SUPPLIED TEXT:
◆ ◆ ◆

In general unless one follows some specialised master course in
glasses, where typically
the book by Shelby (2005) is used, which is the de-facto world
standard work on glass;
99+% of engineers and scientists, including those that deal with
the processing of float
glass on a daily basis typically have no formal training in
glass science.
The danger of this is that glass is always viewed from the
perspective of metals,
specifically a strange solid that becomes liquid at a certain
point like steel; and like steel
needs to be annealed and can be heat treated. Even the
terminology, tempered glass is
based on the practice of metallurgical technique. The mind-set
that our conventional mind-
set favouring metals and other crystalline materials creates,
induces an automatic prejudice
against glasses and does not provide a scientific or
intellectual basis to understand the
behaviour of glasses.

◆ ◆ ◆

REQUIRED TASKS:
**1.** Translate this sentence from the glass science text into Spanish: "Even the terminology, tempered glass is based on the practice of metallurgical technique."
**2.** For each statement, answer yes or no according to the glass science text, and quote the words from it that decide the answer. (a) The book by Shelby is called the de-facto world standard work on glass. (b) Engineers who process float glass every day typically have formal training in glass science. (c) The metal-based mind-set provides a scientific basis for understanding glasses.
**3.** Write a few more sentences to carry on the glass science text after its final sentence.
The listing comes from a separate source.

DATA SHOWN:
◆ ◆ ◆

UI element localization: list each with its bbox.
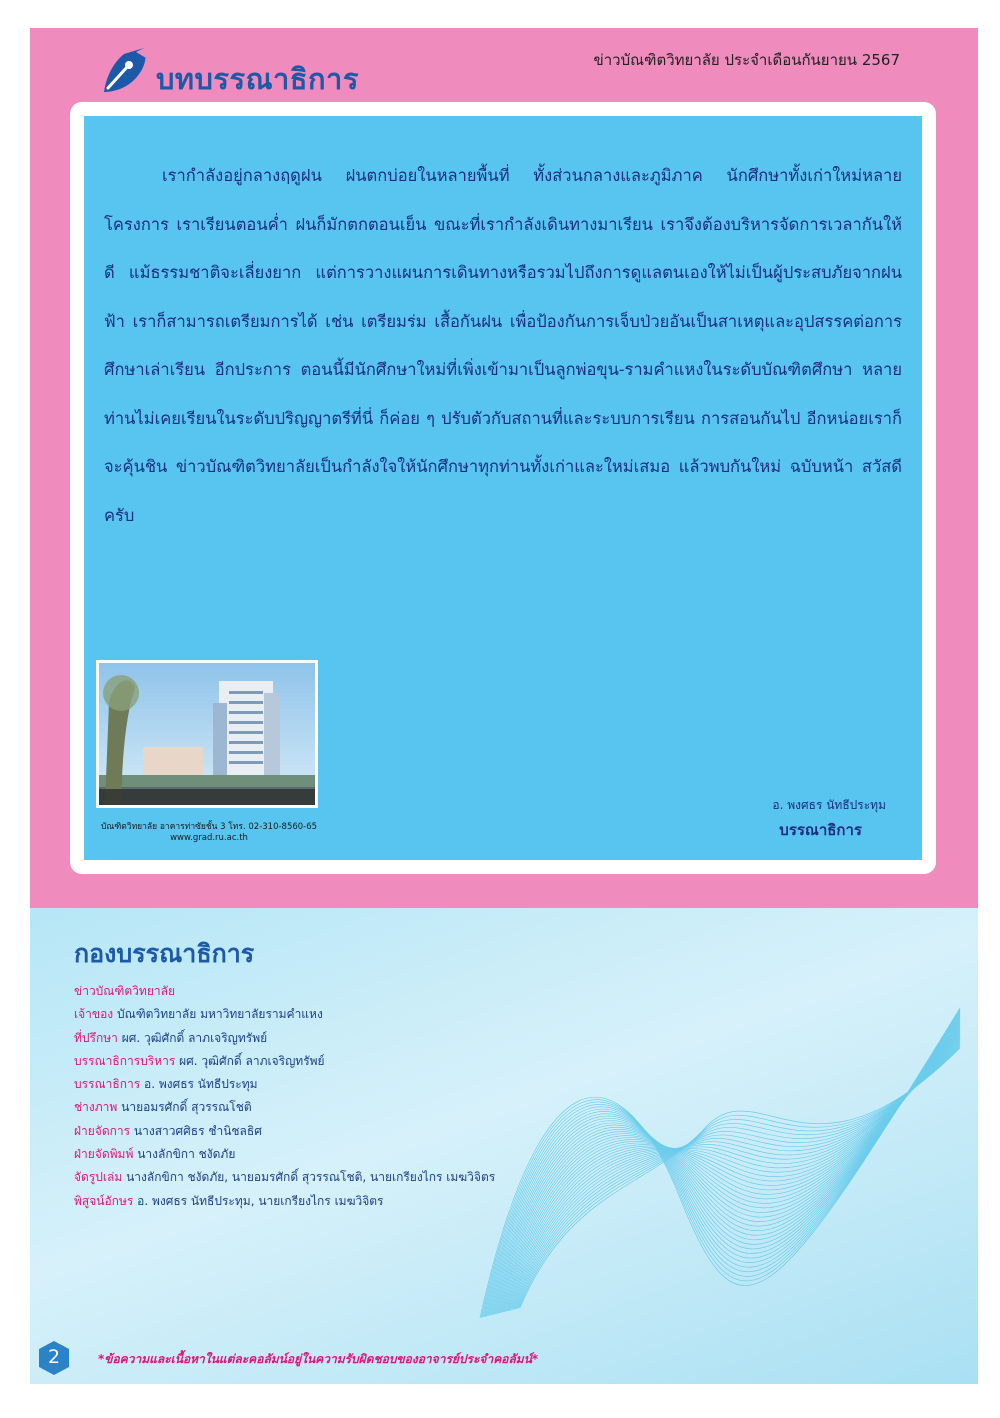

◆ ◆ ◆

EXPECTED RESPONSES:
**1.** Incluso la terminología, vidrio templado, se basa en la práctica de la técnica metalúrgica.

**2.**
(a) Yes: "the de-facto world standard work on glass"
(b) No: "including those that deal with the processing of float glass on a daily basis typically have no formal training in glass science"
(c) No: "does not provide a scientific or intellectual basis to understand the behaviour of glasses"

**3.**
2 Low and high temperature structure of glass
The structure of glass is something that cannot be easily
determined. X-Ray Diffraction
(XRD) only reveals patterns if the material tested is
crystalline, which glasses by definition
are not. The nano-level structures in glass cannot be seen with
conventional microscopes or
electron microscopes. Even meso-structures in transparent
glasses at the 10 to 100 µm level,
such as the bubbles and inclusions in float glass described by
Molnar et al. (2013), cannot
be seen easily using optical microscopy because there is almost
no contrast.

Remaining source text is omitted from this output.